Task statement
Skip any picture you find and retype all the remaining lines exactly.

[Start]

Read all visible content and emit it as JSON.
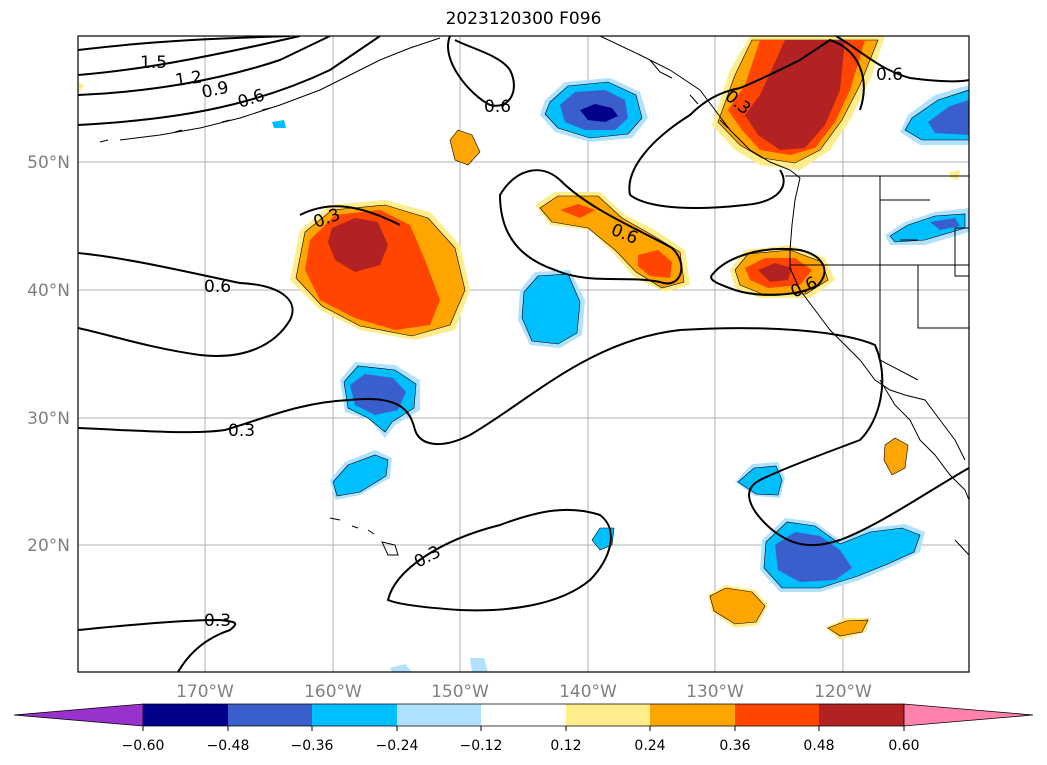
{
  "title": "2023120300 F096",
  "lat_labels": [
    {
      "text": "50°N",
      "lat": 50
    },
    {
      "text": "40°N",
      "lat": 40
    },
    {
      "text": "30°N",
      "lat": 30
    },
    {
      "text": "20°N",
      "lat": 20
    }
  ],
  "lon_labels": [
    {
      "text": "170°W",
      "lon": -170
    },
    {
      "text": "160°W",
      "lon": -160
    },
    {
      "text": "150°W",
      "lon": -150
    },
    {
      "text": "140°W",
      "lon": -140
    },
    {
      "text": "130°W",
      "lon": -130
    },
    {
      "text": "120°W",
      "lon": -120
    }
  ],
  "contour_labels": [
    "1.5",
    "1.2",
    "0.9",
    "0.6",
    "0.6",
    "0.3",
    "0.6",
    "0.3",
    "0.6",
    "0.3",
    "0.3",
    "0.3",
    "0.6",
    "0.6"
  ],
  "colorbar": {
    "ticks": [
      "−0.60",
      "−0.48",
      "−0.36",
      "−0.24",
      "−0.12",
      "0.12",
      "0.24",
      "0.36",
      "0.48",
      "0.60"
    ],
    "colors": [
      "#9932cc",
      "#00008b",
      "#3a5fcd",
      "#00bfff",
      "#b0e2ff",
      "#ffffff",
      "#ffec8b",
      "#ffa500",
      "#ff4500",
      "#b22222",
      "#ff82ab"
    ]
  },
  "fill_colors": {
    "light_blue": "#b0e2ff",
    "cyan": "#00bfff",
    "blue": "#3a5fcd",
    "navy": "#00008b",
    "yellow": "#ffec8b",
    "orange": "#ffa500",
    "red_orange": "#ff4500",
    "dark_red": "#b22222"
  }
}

[End]

Result
Read all visible content and emit it as JSON.
{
  "title": "2023120300 F096",
  "lat_labels": [
    {
      "text": "50°N",
      "lat": 50
    },
    {
      "text": "40°N",
      "lat": 40
    },
    {
      "text": "30°N",
      "lat": 30
    },
    {
      "text": "20°N",
      "lat": 20
    }
  ],
  "lon_labels": [
    {
      "text": "170°W",
      "lon": -170
    },
    {
      "text": "160°W",
      "lon": -160
    },
    {
      "text": "150°W",
      "lon": -150
    },
    {
      "text": "140°W",
      "lon": -140
    },
    {
      "text": "130°W",
      "lon": -130
    },
    {
      "text": "120°W",
      "lon": -120
    }
  ],
  "contour_labels": [
    "1.5",
    "1.2",
    "0.9",
    "0.6",
    "0.6",
    "0.3",
    "0.6",
    "0.3",
    "0.6",
    "0.3",
    "0.3",
    "0.3",
    "0.6",
    "0.6"
  ],
  "colorbar": {
    "ticks": [
      "−0.60",
      "−0.48",
      "−0.36",
      "−0.24",
      "−0.12",
      "0.12",
      "0.24",
      "0.36",
      "0.48",
      "0.60"
    ],
    "colors": [
      "#9932cc",
      "#00008b",
      "#3a5fcd",
      "#00bfff",
      "#b0e2ff",
      "#ffffff",
      "#ffec8b",
      "#ffa500",
      "#ff4500",
      "#b22222",
      "#ff82ab"
    ]
  },
  "fill_colors": {
    "light_blue": "#b0e2ff",
    "cyan": "#00bfff",
    "blue": "#3a5fcd",
    "navy": "#00008b",
    "yellow": "#ffec8b",
    "orange": "#ffa500",
    "red_orange": "#ff4500",
    "dark_red": "#b22222"
  }
}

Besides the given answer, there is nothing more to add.